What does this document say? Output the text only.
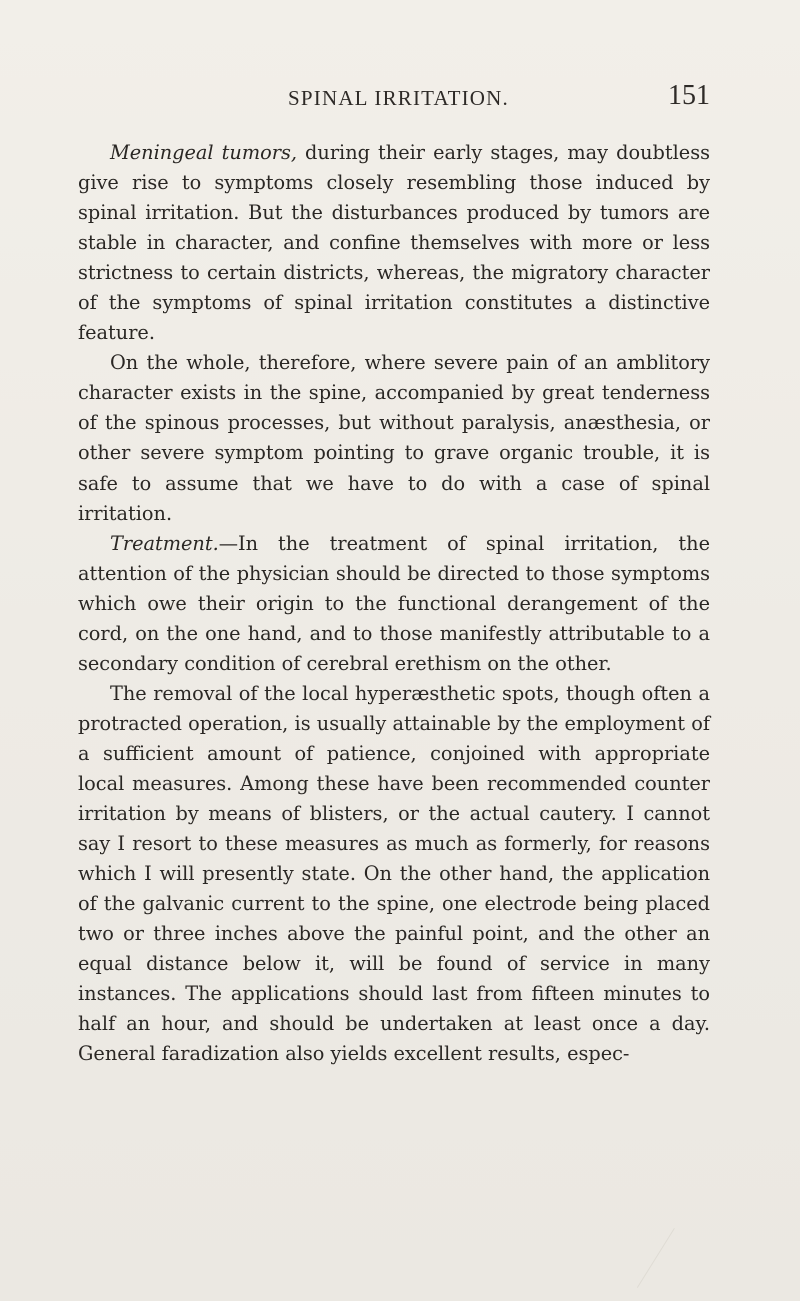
SPINAL IRRITATION.	151

Meningeal tumors, during their early stages, may doubtless give rise to symptoms closely resembling those induced by spinal irritation. But the disturbances produced by tumors are stable in character, and confine themselves with more or less strictness to certain districts, whereas, the migratory character of the symptoms of spinal irritation constitutes a distinctive feature.

On the whole, therefore, where severe pain of an amblitory character exists in the spine, accompanied by great tenderness of the spinous processes, but without paralysis, anæsthesia, or other severe symptom pointing to grave organic trouble, it is safe to assume that we have to do with a case of spinal irritation.

Treatment.—In the treatment of spinal irritation, the attention of the physician should be directed to those symptoms which owe their origin to the functional derangement of the cord, on the one hand, and to those manifestly attributable to a secondary condition of cerebral erethism on the other.

The removal of the local hyperæsthetic spots, though often a protracted operation, is usually attainable by the employment of a sufficient amount of patience, conjoined with appropriate local measures. Among these have been recommended counter irritation by means of blisters, or the actual cautery. I cannot say I resort to these measures as much as formerly, for reasons which I will presently state. On the other hand, the application of the galvanic current to the spine, one electrode being placed two or three inches above the painful point, and the other an equal distance below it, will be found of service in many instances. The applications should last from fifteen minutes to half an hour, and should be undertaken at least once a day. General faradization also yields excellent results, espec-
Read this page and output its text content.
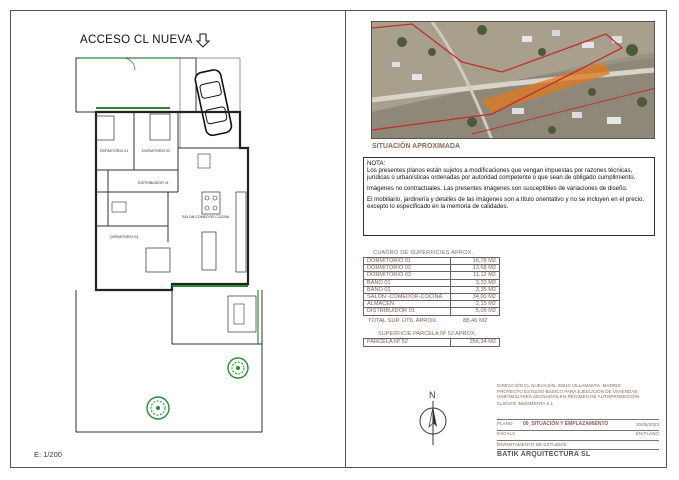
ACCESO CL NUEVA
DORMITORIO 01	DORMITORIO 02
DORMITORIO 03
DISTRIBUIDOR 01
SALON-COMEDOR-COCINA
E: 1/200
SITUACIÓN APROXIMADA

NOTA:

Los presentes planos están sujetos a modificaciones que vengan impuestas por razones técnicas, jurídicas o urbanísticas ordenadas por autoridad competente o que sean de obligado cumplimiento.

Imágenes no contractuales. Las presentes imágenes son susceptibles de variaciones de diseño.

El mobiliario, jardinería y detalles de las imágenes son a título orientativo y no se incluyen en el precio, excepto lo especificado en la memoria de calidades.

CUADRO DE SUPERFICIES APROX.
DORMITORIO 01	16,78 M2
DORMITORIO 02	13,68 M2
DORMITORIO 03	11,12 M2
BAÑO 01	2,33 M2
BAÑO 02	3,35 M2
SALON -COMEDOR-COCINA	34,00 M2
ALMACEN	2,15 M2
DISTRIBUIDOR 01	5,05 M2
TOTAL SUP. ÚTIL APROX.	88,46 M2
SUPERFICIE PARCELA Nº 52 APROX.
PARCELA Nº 52	256,34 M2
N
DIRECCIÓN CL NUEVA S/N. 28610 VILLAMANTA. MADRID
PROYECTO ESTUDIO BÁSICO PARA EJECUCIÓN DE VIVIENDAS UNIFAMILIARES ADOSADAS EN RÉGIMEN DE AUTOPROMOCIÓN
CLIENTE INMOMENTA S.L
PLANO 00_SITUACIÓN Y EMPLAZAMIENTO	20/06/2023
ESCALA	EN PLANO
DEPARTAMENTO DE ESTUDIOS
BATIK ARQUITECTURA SL
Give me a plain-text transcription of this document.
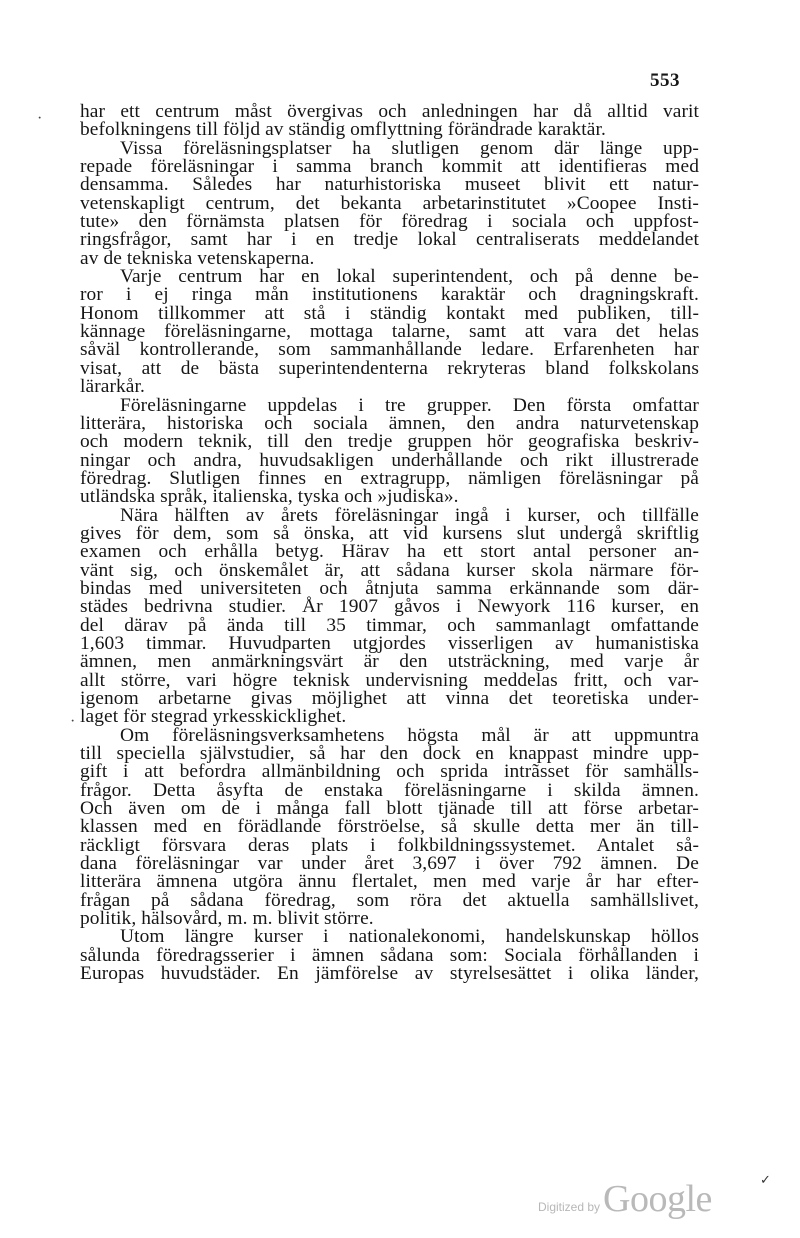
553
·
·
har ett centrum måst övergivas och anledningen har då alltid varit
befolkningens till följd av ständig omflyttning förändrade karaktär.
Vissa föreläsningsplatser ha slutligen genom där länge upp-
repade föreläsningar i samma branch kommit att identifieras med
densamma. Således har naturhistoriska museet blivit ett natur-
vetenskapligt centrum, det bekanta arbetarinstitutet »Coopee Insti-
tute» den förnämsta platsen för föredrag i sociala och uppfost-
ringsfrågor, samt har i en tredje lokal centraliserats meddelandet
av de tekniska vetenskaperna.
Varje centrum har en lokal superintendent, och på denne be-
ror i ej ringa mån institutionens karaktär och dragningskraft.
Honom tillkommer att stå i ständig kontakt med publiken, till-
kännage föreläsningarne, mottaga talarne, samt att vara det helas
såväl kontrollerande, som sammanhållande ledare. Erfarenheten har
visat, att de bästa superintendenterna rekryteras bland folkskolans
lärarkår.
Föreläsningarne uppdelas i tre grupper. Den första omfattar
litterära, historiska och sociala ämnen, den andra naturvetenskap
och modern teknik, till den tredje gruppen hör geografiska beskriv-
ningar och andra, huvudsakligen underhållande och rikt illustrerade
föredrag. Slutligen finnes en extragrupp, nämligen föreläsningar på
utländska språk, italienska, tyska och »judiska».
Nära hälften av årets föreläsningar ingå i kurser, och tillfälle
gives för dem, som så önska, att vid kursens slut undergå skriftlig
examen och erhålla betyg. Härav ha ett stort antal personer an-
vänt sig, och önskemålet är, att sådana kurser skola närmare för-
bindas med universiteten och åtnjuta samma erkännande som där-
städes bedrivna studier. År 1907 gåvos i Newyork 116 kurser, en
del därav på ända till 35 timmar, och sammanlagt omfattande
1,603 timmar. Huvudparten utgjordes visserligen av humanistiska
ämnen, men anmärkningsvärt är den utsträckning, med varje år
allt större, vari högre teknisk undervisning meddelas fritt, och var-
igenom arbetarne givas möjlighet att vinna det teoretiska under-
laget för stegrad yrkesskicklighet.
Om föreläsningsverksamhetens högsta mål är att uppmuntra
till speciella självstudier, så har den dock en knappast mindre upp-
gift i att befordra allmänbildning och sprida intrãsset för samhälls-
frågor. Detta åsyfta de enstaka föreläsningarne i skilda ämnen.
Och även om de i många fall blott tjänade till att förse arbetar-
klassen med en förädlande förströelse, så skulle detta mer än till-
räckligt försvara deras plats i folkbildningssystemet. Antalet så-
dana föreläsningar var under året 3,697 i över 792 ämnen. De
litterära ämnena utgöra ännu flertalet, men med varje år har efter-
frågan på sådana föredrag, som röra det aktuella samhällslivet,
politik, hälsovård, m. m. blivit större.
Utom längre kurser i nationalekonomi, handelskunskap höllos
sålunda föredragsserier i ämnen sådana som: Sociala förhållanden i
Europas huvudstäder. En jämförelse av styrelsesättet i olika länder,
✓
Digitized by Google
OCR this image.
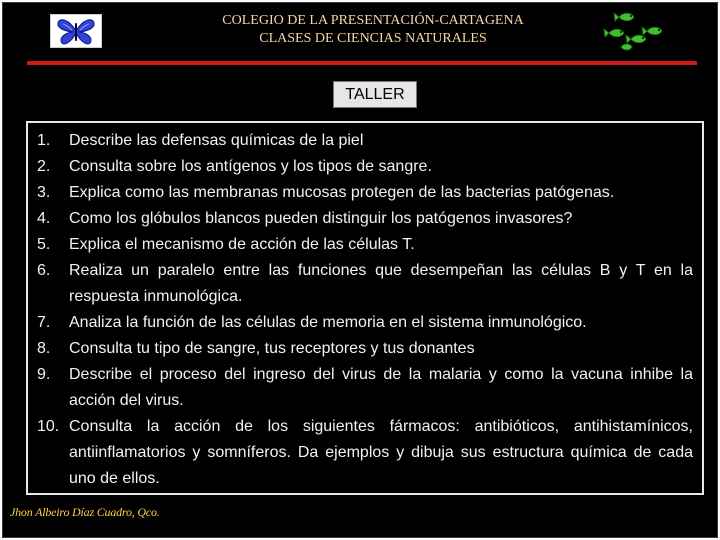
COLEGIO DE LA PRESENTACIÓN-CARTAGENA
CLASES DE CIENCIAS NATURALES
TALLER
1.	Describe las defensas químicas de la piel
2.	Consulta sobre los antígenos y los tipos de sangre.
3.	Explica como las membranas mucosas protegen de las bacterias patógenas.
4.	Como los glóbulos blancos pueden distinguir los patógenos invasores?
5.	Explica el mecanismo de acción de las células T.
6.	Realiza un paralelo entre las funciones que desempeñan las células B y T en la respuesta inmunológica.
7.	Analiza la función de las células de memoria en el sistema inmunológico.
8.	Consulta tu tipo de sangre, tus receptores y tus donantes
9.	Describe el proceso del ingreso del virus de la malaria y como la vacuna inhibe la acción del virus.
10. Consulta la acción de los siguientes fármacos: antibióticos, antihistamínicos, antiinflamatorios y somníferos. Da ejemplos y dibuja sus estructura química de cada uno de ellos.
Jhon Albeiro Díaz Cuadro, Qco.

About this task => Would you set down the material exactly as it stands, without the pictures?

The answer =>
What does this document say? Output the text only.
SPINAL IRRITATION.	151

Meningeal tumors, during their early stages, may doubtless give rise to symptoms closely resembling those induced by spinal irritation. But the disturbances produced by tumors are stable in character, and confine themselves with more or less strictness to certain districts, whereas, the migratory character of the symptoms of spinal irritation constitutes a distinctive feature.

On the whole, therefore, where severe pain of an amblitory character exists in the spine, accompanied by great tenderness of the spinous processes, but without paralysis, anæsthesia, or other severe symptom pointing to grave organic trouble, it is safe to assume that we have to do with a case of spinal irritation.

Treatment.—In the treatment of spinal irritation, the attention of the physician should be directed to those symptoms which owe their origin to the functional derangement of the cord, on the one hand, and to those manifestly attributable to a secondary condition of cerebral erethism on the other.

The removal of the local hyperæsthetic spots, though often a protracted operation, is usually attainable by the employment of a sufficient amount of patience, conjoined with appropriate local measures. Among these have been recommended counter irritation by means of blisters, or the actual cautery. I cannot say I resort to these measures as much as formerly, for reasons which I will presently state. On the other hand, the application of the galvanic current to the spine, one electrode being placed two or three inches above the painful point, and the other an equal distance below it, will be found of service in many instances. The applications should last from fifteen minutes to half an hour, and should be undertaken at least once a day. General faradization also yields excellent results, espec-
Read this page and output its text content.
ACCESO CL NUEVA
DORMITORIO 01	DORMITORIO 02
DORMITORIO 03
DISTRIBUIDOR 01
SALON-COMEDOR-COCINA
E: 1/200
SITUACIÓN APROXIMADA

NOTA:

Los presentes planos están sujetos a modificaciones que vengan impuestas por razones técnicas, jurídicas o urbanísticas ordenadas por autoridad competente o que sean de obligado cumplimiento.

Imágenes no contractuales. Las presentes imágenes son susceptibles de variaciones de diseño.

El mobiliario, jardinería y detalles de las imágenes son a título orientativo y no se incluyen en el precio, excepto lo especificado en la memoria de calidades.

CUADRO DE SUPERFICIES APROX.
DORMITORIO 01	16,78 M2
DORMITORIO 02	13,68 M2
DORMITORIO 03	11,12 M2
BAÑO 01	2,33 M2
BAÑO 02	3,35 M2
SALON -COMEDOR-COCINA	34,00 M2
ALMACEN	2,15 M2
DISTRIBUIDOR 01	5,05 M2
TOTAL SUP. ÚTIL APROX.	88,46 M2
SUPERFICIE PARCELA Nº 52 APROX.
PARCELA Nº 52	256,34 M2
N
DIRECCIÓN CL NUEVA S/N. 28610 VILLAMANTA. MADRID
PROYECTO ESTUDIO BÁSICO PARA EJECUCIÓN DE VIVIENDAS UNIFAMILIARES ADOSADAS EN RÉGIMEN DE AUTOPROMOCIÓN
CLIENTE INMOMENTA S.L
PLANO 00_SITUACIÓN Y EMPLAZAMIENTO	20/06/2023
ESCALA	EN PLANO
DEPARTAMENTO DE ESTUDIOS
BATIK ARQUITECTURA SL
Give me a plain-text transcription of this document.
553
·
·
har ett centrum måst övergivas och anledningen har då alltid varit
befolkningens till följd av ständig omflyttning förändrade karaktär.
Vissa föreläsningsplatser ha slutligen genom där länge upp-
repade föreläsningar i samma branch kommit att identifieras med
densamma. Således har naturhistoriska museet blivit ett natur-
vetenskapligt centrum, det bekanta arbetarinstitutet »Coopee Insti-
tute» den förnämsta platsen för föredrag i sociala och uppfost-
ringsfrågor, samt har i en tredje lokal centraliserats meddelandet
av de tekniska vetenskaperna.
Varje centrum har en lokal superintendent, och på denne be-
ror i ej ringa mån institutionens karaktär och dragningskraft.
Honom tillkommer att stå i ständig kontakt med publiken, till-
kännage föreläsningarne, mottaga talarne, samt att vara det helas
såväl kontrollerande, som sammanhållande ledare. Erfarenheten har
visat, att de bästa superintendenterna rekryteras bland folkskolans
lärarkår.
Föreläsningarne uppdelas i tre grupper. Den första omfattar
litterära, historiska och sociala ämnen, den andra naturvetenskap
och modern teknik, till den tredje gruppen hör geografiska beskriv-
ningar och andra, huvudsakligen underhållande och rikt illustrerade
föredrag. Slutligen finnes en extragrupp, nämligen föreläsningar på
utländska språk, italienska, tyska och »judiska».
Nära hälften av årets föreläsningar ingå i kurser, och tillfälle
gives för dem, som så önska, att vid kursens slut undergå skriftlig
examen och erhålla betyg. Härav ha ett stort antal personer an-
vänt sig, och önskemålet är, att sådana kurser skola närmare för-
bindas med universiteten och åtnjuta samma erkännande som där-
städes bedrivna studier. År 1907 gåvos i Newyork 116 kurser, en
del därav på ända till 35 timmar, och sammanlagt omfattande
1,603 timmar. Huvudparten utgjordes visserligen av humanistiska
ämnen, men anmärkningsvärt är den utsträckning, med varje år
allt större, vari högre teknisk undervisning meddelas fritt, och var-
igenom arbetarne givas möjlighet att vinna det teoretiska under-
laget för stegrad yrkesskicklighet.
Om föreläsningsverksamhetens högsta mål är att uppmuntra
till speciella självstudier, så har den dock en knappast mindre upp-
gift i att befordra allmänbildning och sprida intrãsset för samhälls-
frågor. Detta åsyfta de enstaka föreläsningarne i skilda ämnen.
Och även om de i många fall blott tjänade till att förse arbetar-
klassen med en förädlande förströelse, så skulle detta mer än till-
räckligt försvara deras plats i folkbildningssystemet. Antalet så-
dana föreläsningar var under året 3,697 i över 792 ämnen. De
litterära ämnena utgöra ännu flertalet, men med varje år har efter-
frågan på sådana föredrag, som röra det aktuella samhällslivet,
politik, hälsovård, m. m. blivit större.
Utom längre kurser i nationalekonomi, handelskunskap höllos
sålunda föredragsserier i ämnen sådana som: Sociala förhållanden i
Europas huvudstäder. En jämförelse av styrelsesättet i olika länder,
✓
Digitized by Google
OCR this image.
COLEGIO DE LA PRESENTACIÓN-CARTAGENA
CLASES DE CIENCIAS NATURALES
TALLER
1.	Describe las defensas químicas de la piel
2.	Consulta sobre los antígenos y los tipos de sangre.
3.	Explica como las membranas mucosas protegen de las bacterias patógenas.
4.	Como los glóbulos blancos pueden distinguir los patógenos invasores?
5.	Explica el mecanismo de acción de las células T.
6.	Realiza un paralelo entre las funciones que desempeñan las células B y T en la respuesta inmunológica.
7.	Analiza la función de las células de memoria en el sistema inmunológico.
8.	Consulta tu tipo de sangre, tus receptores y tus donantes
9.	Describe el proceso del ingreso del virus de la malaria y como la vacuna inhibe la acción del virus.
10. Consulta la acción de los siguientes fármacos: antibióticos, antihistamínicos, antiinflamatorios y somníferos. Da ejemplos y dibuja sus estructura química de cada uno de ellos.
Jhon Albeiro Díaz Cuadro, Qco.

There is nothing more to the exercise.